Wherever "free" appears in a line, copy that line.
>>>
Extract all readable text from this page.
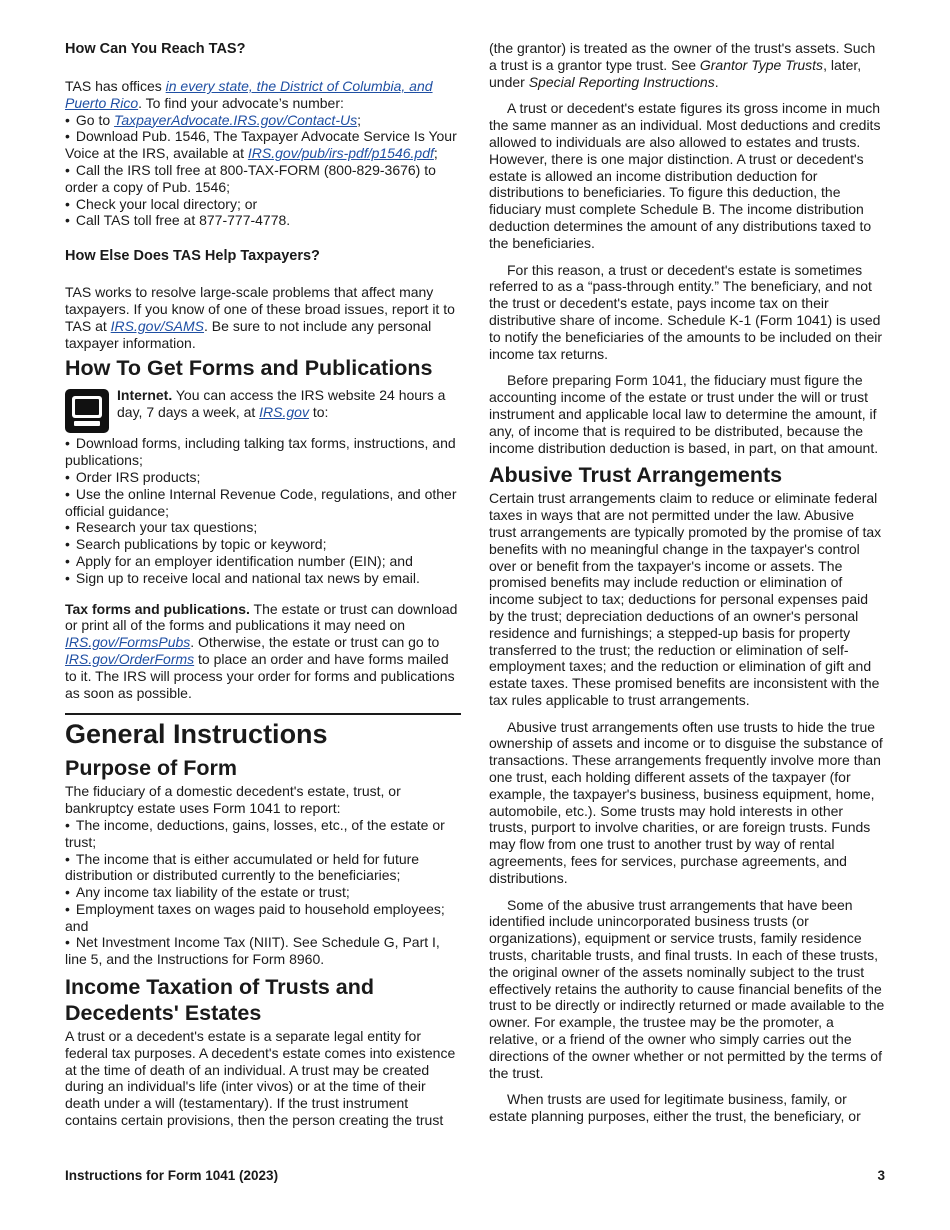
How Can You Reach TAS?

TAS has offices in every state, the District of Columbia, and Puerto Rico. To find your advocate’s number:

• Go to TaxpayerAdvocate.IRS.gov/Contact-Us;
• Download Pub. 1546, The Taxpayer Advocate Service Is Your Voice at the IRS, available at IRS.gov/pub/irs-pdf/p1546.pdf;
• Call the IRS toll free at 800-TAX-FORM (800-829-3676) to order a copy of Pub. 1546;
• Check your local directory; or
• Call TAS toll free at 877-777-4778.
How Else Does TAS Help Taxpayers?

TAS works to resolve large-scale problems that affect many taxpayers. If you know of one of these broad issues, report it to TAS at IRS.gov/SAMS. Be sure to not include any personal taxpayer information.

How To Get Forms and Publications

Internet. You can access the IRS website 24 hours a day, 7 days a week, at IRS.gov to:

• Download forms, including talking tax forms, instructions, and publications;
• Order IRS products;
• Use the online Internal Revenue Code, regulations, and other official guidance;
• Research your tax questions;
• Search publications by topic or keyword;
• Apply for an employer identification number (EIN); and
• Sign up to receive local and national tax news by email.

Tax forms and publications. The estate or trust can download or print all of the forms and publications it may need on IRS.gov/FormsPubs. Otherwise, the estate or trust can go to IRS.gov/OrderForms to place an order and have forms mailed to it. The IRS will process your order for forms and publications as soon as possible.

General Instructions
Purpose of Form

The fiduciary of a domestic decedent's estate, trust, or bankruptcy estate uses Form 1041 to report:

• The income, deductions, gains, losses, etc., of the estate or trust;
• The income that is either accumulated or held for future distribution or distributed currently to the beneficiaries;
• Any income tax liability of the estate or trust;
• Employment taxes on wages paid to household employees; and
• Net Investment Income Tax (NIIT). See Schedule G, Part I, line 5, and the Instructions for Form 8960.
Income Taxation of Trusts and Decedents' Estates

A trust or a decedent's estate is a separate legal entity for federal tax purposes. A decedent's estate comes into existence at the time of death of an individual. A trust may be created during an individual's life (inter vivos) or at the time of their death under a will (testamentary). If the trust instrument contains certain provisions, then the person creating the trust

(the grantor) is treated as the owner of the trust's assets. Such a trust is a grantor type trust. See Grantor Type Trusts, later, under Special Reporting Instructions.

A trust or decedent's estate figures its gross income in much the same manner as an individual. Most deductions and credits allowed to individuals are also allowed to estates and trusts. However, there is one major distinction. A trust or decedent's estate is allowed an income distribution deduction for distributions to beneficiaries. To figure this deduction, the fiduciary must complete Schedule B. The income distribution deduction determines the amount of any distributions taxed to the beneficiaries.

For this reason, a trust or decedent's estate is sometimes referred to as a “pass-through entity.” The beneficiary, and not the trust or decedent's estate, pays income tax on their distributive share of income. Schedule K-1 (Form 1041) is used to notify the beneficiaries of the amounts to be included on their income tax returns.

Before preparing Form 1041, the fiduciary must figure the accounting income of the estate or trust under the will or trust instrument and applicable local law to determine the amount, if any, of income that is required to be distributed, because the income distribution deduction is based, in part, on that amount.

Abusive Trust Arrangements

Certain trust arrangements claim to reduce or eliminate federal taxes in ways that are not permitted under the law. Abusive trust arrangements are typically promoted by the promise of tax benefits with no meaningful change in the taxpayer's control over or benefit from the taxpayer's income or assets. The promised benefits may include reduction or elimination of income subject to tax; deductions for personal expenses paid by the trust; depreciation deductions of an owner's personal residence and furnishings; a stepped-up basis for property transferred to the trust; the reduction or elimination of self-employment taxes; and the reduction or elimination of gift and estate taxes. These promised benefits are inconsistent with the tax rules applicable to trust arrangements.

Abusive trust arrangements often use trusts to hide the true ownership of assets and income or to disguise the substance of transactions. These arrangements frequently involve more than one trust, each holding different assets of the taxpayer (for example, the taxpayer's business, business equipment, home, automobile, etc.). Some trusts may hold interests in other trusts, purport to involve charities, or are foreign trusts. Funds may flow from one trust to another trust by way of rental agreements, fees for services, purchase agreements, and distributions.

Some of the abusive trust arrangements that have been identified include unincorporated business trusts (or organizations), equipment or service trusts, family residence trusts, charitable trusts, and final trusts. In each of these trusts, the original owner of the assets nominally subject to the trust effectively retains the authority to cause financial benefits of the trust to be directly or indirectly returned or made available to the owner. For example, the trustee may be the promoter, a relative, or a friend of the owner who simply carries out the directions of the owner whether or not permitted by the terms of the trust.

When trusts are used for legitimate business, family, or estate planning purposes, either the trust, the beneficiary, or

Instructions for Form 1041 (2023)	3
<<<
**Answer to the exercise**
• Call the IRS toll free at 800-TAX-FORM (800-829-3676) to order a copy of Pub. 1546;
• Call TAS toll free at 877-777-4778.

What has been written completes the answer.